Dataset rows =>

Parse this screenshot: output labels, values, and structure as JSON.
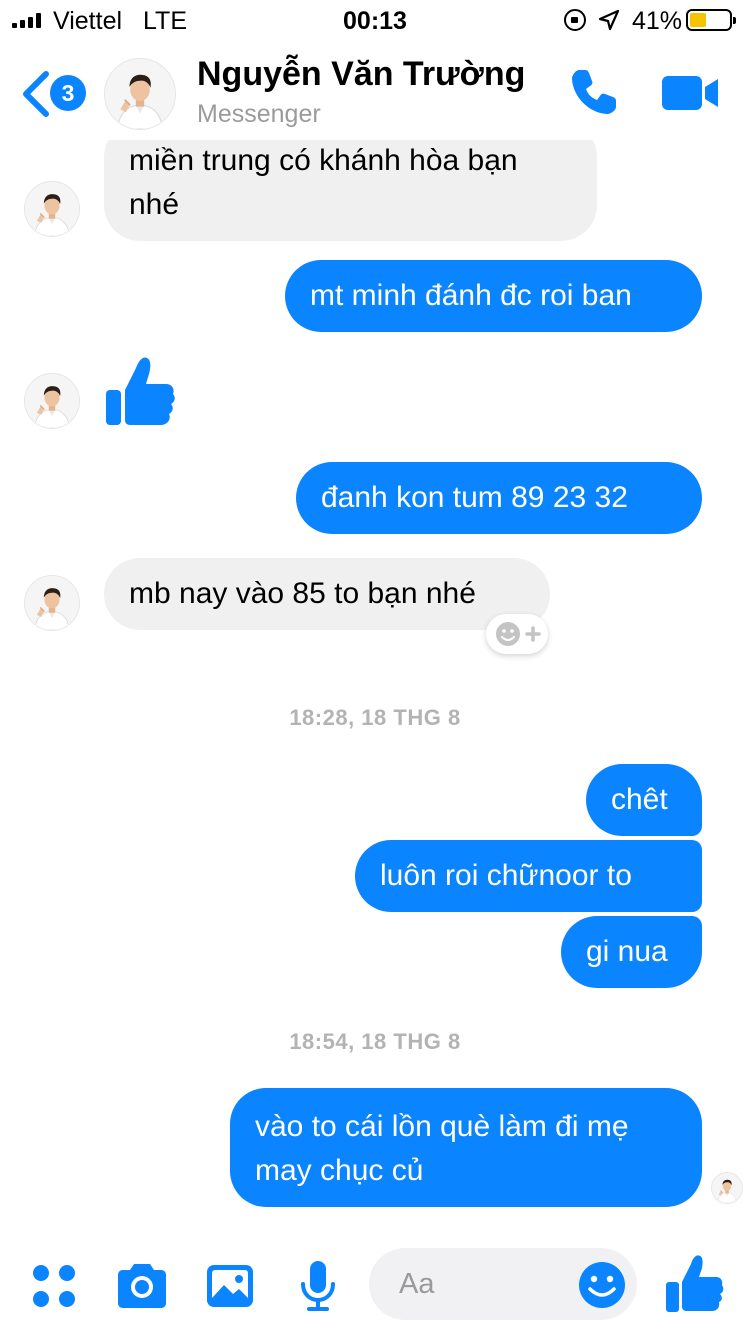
{
  "status_bar": {
    "carrier": "Viettel",
    "network": "LTE",
    "time": "00:13",
    "battery_percent": "41%",
    "battery_level": 0.41,
    "icons": [
      "signal-bars-icon",
      "orientation-lock-icon",
      "location-arrow-icon",
      "battery-icon"
    ]
  },
  "header": {
    "unread_count": "3",
    "contact_name": "Nguyễn Văn Trường",
    "subtitle": "Messenger",
    "icons": [
      "back-chevron-icon",
      "phone-icon",
      "video-camera-icon"
    ]
  },
  "messages": [
    {
      "side": "in",
      "lines": [
        "miền trung có khánh hòa bạn",
        "nhé"
      ]
    },
    {
      "side": "out",
      "text": "mt minh đánh đc roi ban"
    },
    {
      "side": "in",
      "type": "like",
      "icon": "thumbs-up-icon"
    },
    {
      "side": "out",
      "text": "đanh kon tum 89 23 32"
    },
    {
      "side": "in",
      "text": "mb nay vào 85 to bạn nhé"
    },
    {
      "type": "timestamp",
      "text": "18:28, 18 THG 8"
    },
    {
      "side": "out",
      "text": "chêt"
    },
    {
      "side": "out",
      "text": "luôn roi  chữnoor to"
    },
    {
      "side": "out",
      "text": "gi nua"
    },
    {
      "type": "timestamp",
      "text": "18:54, 18 THG 8"
    },
    {
      "side": "out",
      "lines": [
        "vào to cái lồn què làm đi mẹ",
        "may chục củ"
      ]
    }
  ],
  "composer": {
    "placeholder": "Aa",
    "icons": [
      "more-apps-icon",
      "camera-icon",
      "photo-icon",
      "microphone-icon",
      "emoji-icon",
      "thumbs-up-icon"
    ]
  },
  "colors": {
    "accent": "#0a84ff",
    "incoming_bubble": "#f0f0f0",
    "timestamp": "#b3b3b3",
    "battery_fill": "#f6c400"
  }
}
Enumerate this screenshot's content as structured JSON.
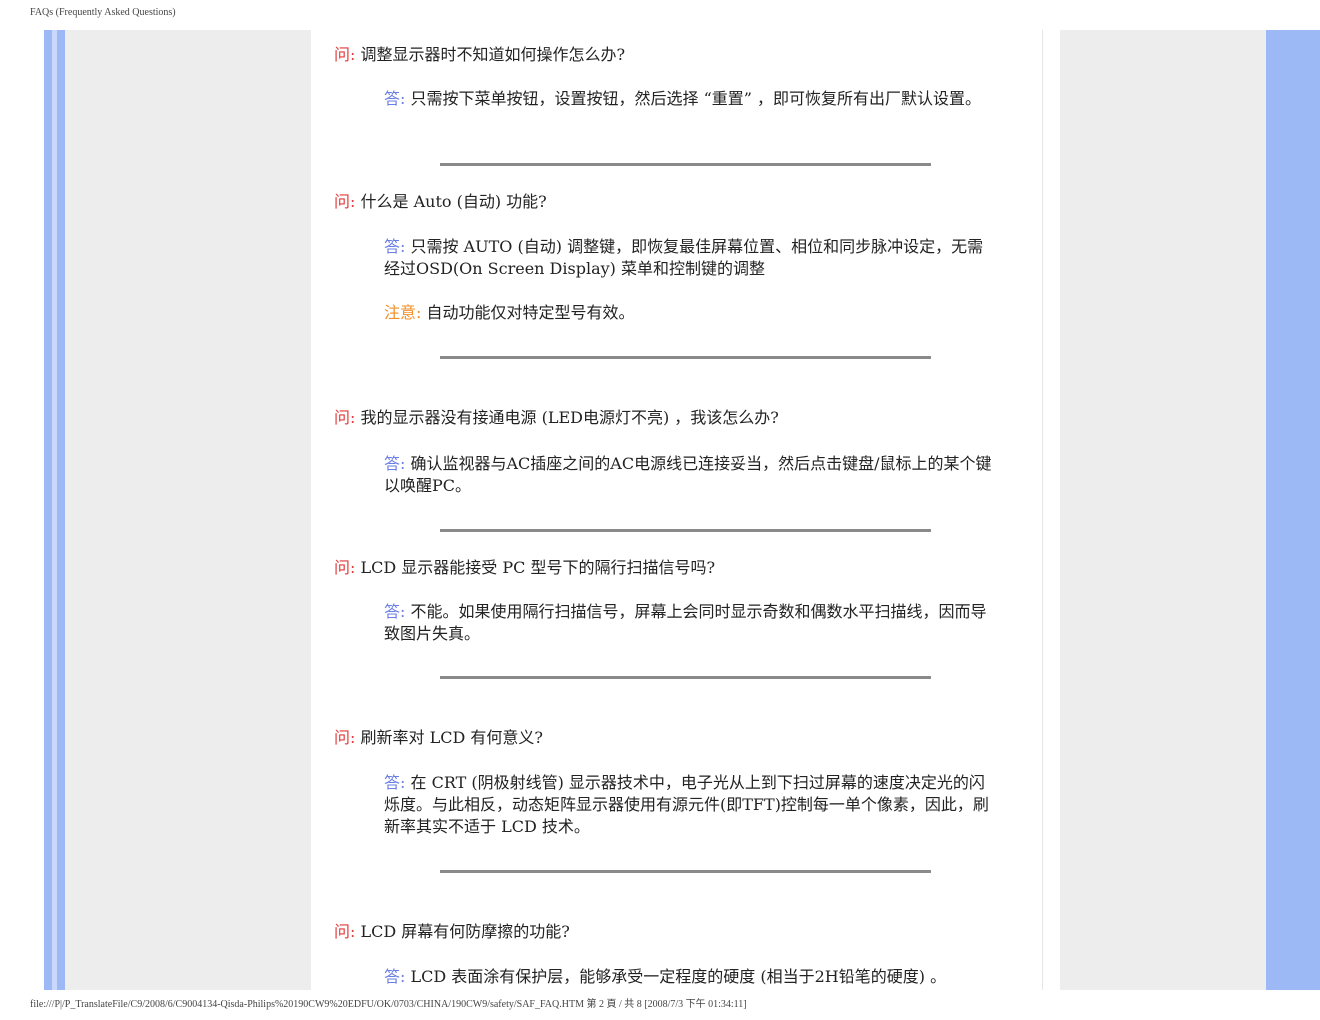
{
  "page": {
    "header_title": "FAQs (Frequently Asked Questions)",
    "footer_text": "file:///P|/P_TranslateFile/C9/2008/6/C9004134-Qisda-Philips%20190CW9%20EDFU/OK/0703/CHINA/190CW9/safety/SAF_FAQ.HTM 第 2 頁 / 共 8  [2008/7/3 下午 01:34:11]"
  },
  "labels": {
    "question": "问:",
    "answer": "答:",
    "note": "注意:"
  },
  "faqs": [
    {
      "question": "调整显示器时不知道如何操作怎么办?",
      "answer": "只需按下菜单按钮，设置按钮，然后选择 “重置” ，即可恢复所有出厂默认设置。"
    },
    {
      "question": "什么是 Auto (自动) 功能?",
      "answer": "只需按 AUTO (自动) 调整键，即恢复最佳屏幕位置、相位和同步脉冲设定，无需经过OSD(On Screen Display) 菜单和控制键的调整",
      "note": "自动功能仅对特定型号有效。"
    },
    {
      "question": "我的显示器没有接通电源 (LED电源灯不亮) ，我该怎么办?",
      "answer": "确认监视器与AC插座之间的AC电源线已连接妥当，然后点击键盘/鼠标上的某个键以唤醒PC。"
    },
    {
      "question": "LCD 显示器能接受 PC 型号下的隔行扫描信号吗?",
      "answer": "不能。如果使用隔行扫描信号，屏幕上会同时显示奇数和偶数水平扫描线，因而导致图片失真。"
    },
    {
      "question": "刷新率对 LCD 有何意义?",
      "answer": "在 CRT (阴极射线管) 显示器技术中，电子光从上到下扫过屏幕的速度决定光的闪烁度。与此相反，动态矩阵显示器使用有源元件(即TFT)控制每一单个像素，因此，刷新率其实不适于 LCD 技术。"
    },
    {
      "question": "LCD 屏幕有何防摩擦的功能?",
      "answer": "LCD 表面涂有保护层，能够承受一定程度的硬度 (相当于2H铅笔的硬度) 。"
    }
  ]
}
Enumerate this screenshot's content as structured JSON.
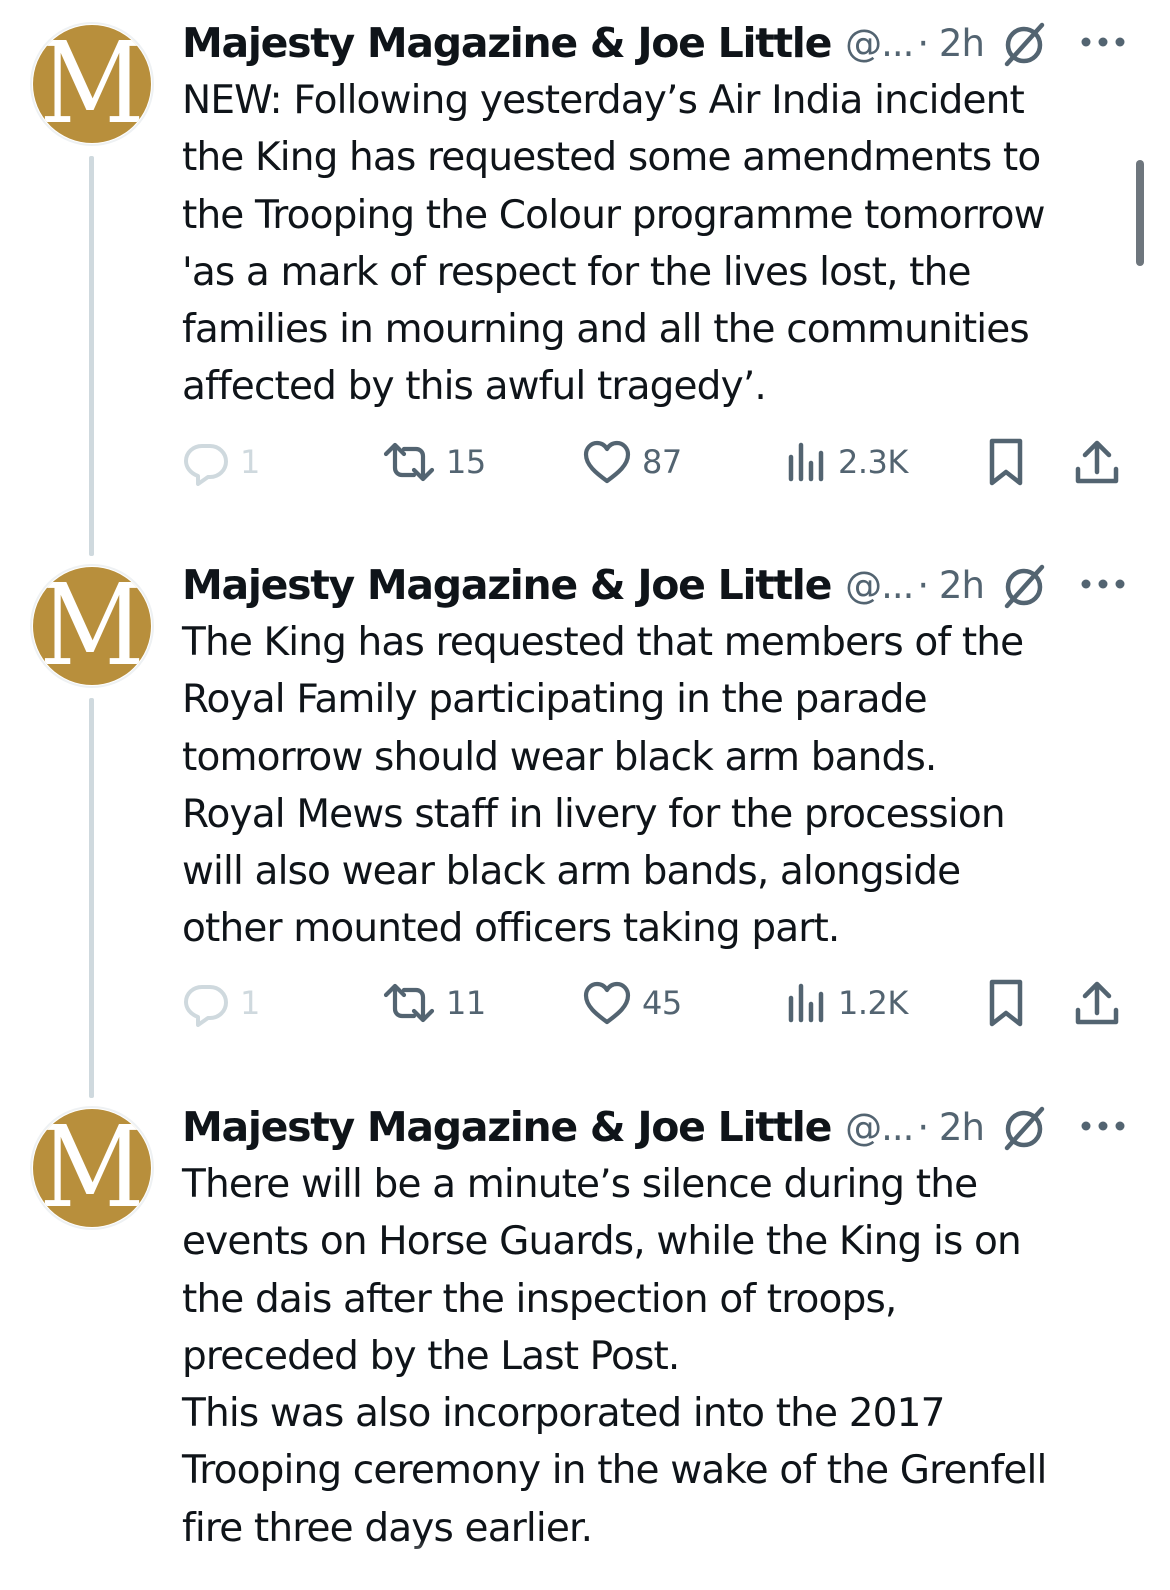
{
  "tweets": [
    {
      "avatar_letter": "M",
      "name": "Majesty Magazine & Joe Little",
      "handle": "@...",
      "time": "· 2h",
      "text": "NEW: Following yesterday’s Air India incident\nthe King has requested some amendments to\nthe Trooping the Colour programme tomorrow\n'as a mark of respect for the lives lost, the\nfamilies in mourning and all the communities\naffected by this awful tragedy’.",
      "replies": "1",
      "reposts": "15",
      "likes": "87",
      "views": "2.3K"
    },
    {
      "avatar_letter": "M",
      "name": "Majesty Magazine & Joe Little",
      "handle": "@...",
      "time": "· 2h",
      "text": "The King has requested that members of the\nRoyal Family participating in the parade\ntomorrow should wear black arm bands.\nRoyal Mews staff in livery for the procession\nwill also wear black arm bands, alongside\nother mounted officers taking part.",
      "replies": "1",
      "reposts": "11",
      "likes": "45",
      "views": "1.2K"
    },
    {
      "avatar_letter": "M",
      "name": "Majesty Magazine & Joe Little",
      "handle": "@...",
      "time": "· 2h",
      "text": "There will be a minute’s silence during the\nevents on Horse Guards, while the King is on\nthe dais after the inspection of troops,\npreceded by the Last Post.\nThis was also incorporated into the 2017\nTrooping ceremony in the wake of the Grenfell\nfire three days earlier."
    }
  ],
  "colors": {
    "avatar_gold": "#b88f3c",
    "secondary_text": "#536471",
    "thread_line": "#cfd9de",
    "primary_text": "#0f1419"
  },
  "icons": [
    "reply-icon",
    "repost-icon",
    "like-icon",
    "views-icon",
    "bookmark-icon",
    "share-icon",
    "grok-icon",
    "more-icon"
  ]
}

Task to carry out => Transcribe every entry word for word, but skip the pictures.

Exercise result =>
Parse this screenshot: output labels, values, and structure as JSON.
{
  "status_bar": {
    "carrier": "Viettel",
    "network": "LTE",
    "time": "00:13",
    "battery_percent": "41%",
    "battery_level": 0.41,
    "icons": [
      "signal-bars-icon",
      "orientation-lock-icon",
      "location-arrow-icon",
      "battery-icon"
    ]
  },
  "header": {
    "unread_count": "3",
    "contact_name": "Nguyễn Văn Trường",
    "subtitle": "Messenger",
    "icons": [
      "back-chevron-icon",
      "phone-icon",
      "video-camera-icon"
    ]
  },
  "messages": [
    {
      "side": "in",
      "lines": [
        "miền trung có khánh hòa bạn",
        "nhé"
      ]
    },
    {
      "side": "out",
      "text": "mt minh đánh đc roi ban"
    },
    {
      "side": "in",
      "type": "like",
      "icon": "thumbs-up-icon"
    },
    {
      "side": "out",
      "text": "đanh kon tum 89 23 32"
    },
    {
      "side": "in",
      "text": "mb nay vào 85 to bạn nhé"
    },
    {
      "type": "timestamp",
      "text": "18:28, 18 THG 8"
    },
    {
      "side": "out",
      "text": "chêt"
    },
    {
      "side": "out",
      "text": "luôn roi  chữnoor to"
    },
    {
      "side": "out",
      "text": "gi nua"
    },
    {
      "type": "timestamp",
      "text": "18:54, 18 THG 8"
    },
    {
      "side": "out",
      "lines": [
        "vào to cái lồn què làm đi mẹ",
        "may chục củ"
      ]
    }
  ],
  "composer": {
    "placeholder": "Aa",
    "icons": [
      "more-apps-icon",
      "camera-icon",
      "photo-icon",
      "microphone-icon",
      "emoji-icon",
      "thumbs-up-icon"
    ]
  },
  "colors": {
    "accent": "#0a84ff",
    "incoming_bubble": "#f0f0f0",
    "timestamp": "#b3b3b3",
    "battery_fill": "#f6c400"
  }
}
Enumerate this screenshot's content as structured JSON.
{
  "page": {
    "header_title": "FAQs (Frequently Asked Questions)",
    "footer_text": "file:///P|/P_TranslateFile/C9/2008/6/C9004134-Qisda-Philips%20190CW9%20EDFU/OK/0703/CHINA/190CW9/safety/SAF_FAQ.HTM 第 2 頁 / 共 8  [2008/7/3 下午 01:34:11]"
  },
  "labels": {
    "question": "问:",
    "answer": "答:",
    "note": "注意:"
  },
  "faqs": [
    {
      "question": "调整显示器时不知道如何操作怎么办?",
      "answer": "只需按下菜单按钮，设置按钮，然后选择 “重置” ，即可恢复所有出厂默认设置。"
    },
    {
      "question": "什么是 Auto (自动) 功能?",
      "answer": "只需按 AUTO (自动) 调整键，即恢复最佳屏幕位置、相位和同步脉冲设定，无需经过OSD(On Screen Display) 菜单和控制键的调整",
      "note": "自动功能仅对特定型号有效。"
    },
    {
      "question": "我的显示器没有接通电源 (LED电源灯不亮) ，我该怎么办?",
      "answer": "确认监视器与AC插座之间的AC电源线已连接妥当，然后点击键盘/鼠标上的某个键以唤醒PC。"
    },
    {
      "question": "LCD 显示器能接受 PC 型号下的隔行扫描信号吗?",
      "answer": "不能。如果使用隔行扫描信号，屏幕上会同时显示奇数和偶数水平扫描线，因而导致图片失真。"
    },
    {
      "question": "刷新率对 LCD 有何意义?",
      "answer": "在 CRT (阴极射线管) 显示器技术中，电子光从上到下扫过屏幕的速度决定光的闪烁度。与此相反，动态矩阵显示器使用有源元件(即TFT)控制每一单个像素，因此，刷新率其实不适于 LCD 技术。"
    },
    {
      "question": "LCD 屏幕有何防摩擦的功能?",
      "answer": "LCD 表面涂有保护层，能够承受一定程度的硬度 (相当于2H铅笔的硬度) 。"
    }
  ]
}
Enumerate this screenshot's content as structured JSON.
{
  "tweets": [
    {
      "avatar_letter": "M",
      "name": "Majesty Magazine & Joe Little",
      "handle": "@...",
      "time": "· 2h",
      "text": "NEW: Following yesterday’s Air India incident\nthe King has requested some amendments to\nthe Trooping the Colour programme tomorrow\n'as a mark of respect for the lives lost, the\nfamilies in mourning and all the communities\naffected by this awful tragedy’.",
      "replies": "1",
      "reposts": "15",
      "likes": "87",
      "views": "2.3K"
    },
    {
      "avatar_letter": "M",
      "name": "Majesty Magazine & Joe Little",
      "handle": "@...",
      "time": "· 2h",
      "text": "The King has requested that members of the\nRoyal Family participating in the parade\ntomorrow should wear black arm bands.\nRoyal Mews staff in livery for the procession\nwill also wear black arm bands, alongside\nother mounted officers taking part.",
      "replies": "1",
      "reposts": "11",
      "likes": "45",
      "views": "1.2K"
    },
    {
      "avatar_letter": "M",
      "name": "Majesty Magazine & Joe Little",
      "handle": "@...",
      "time": "· 2h",
      "text": "There will be a minute’s silence during the\nevents on Horse Guards, while the King is on\nthe dais after the inspection of troops,\npreceded by the Last Post.\nThis was also incorporated into the 2017\nTrooping ceremony in the wake of the Grenfell\nfire three days earlier."
    }
  ],
  "colors": {
    "avatar_gold": "#b88f3c",
    "secondary_text": "#536471",
    "thread_line": "#cfd9de",
    "primary_text": "#0f1419"
  },
  "icons": [
    "reply-icon",
    "repost-icon",
    "like-icon",
    "views-icon",
    "bookmark-icon",
    "share-icon",
    "grok-icon",
    "more-icon"
  ]
}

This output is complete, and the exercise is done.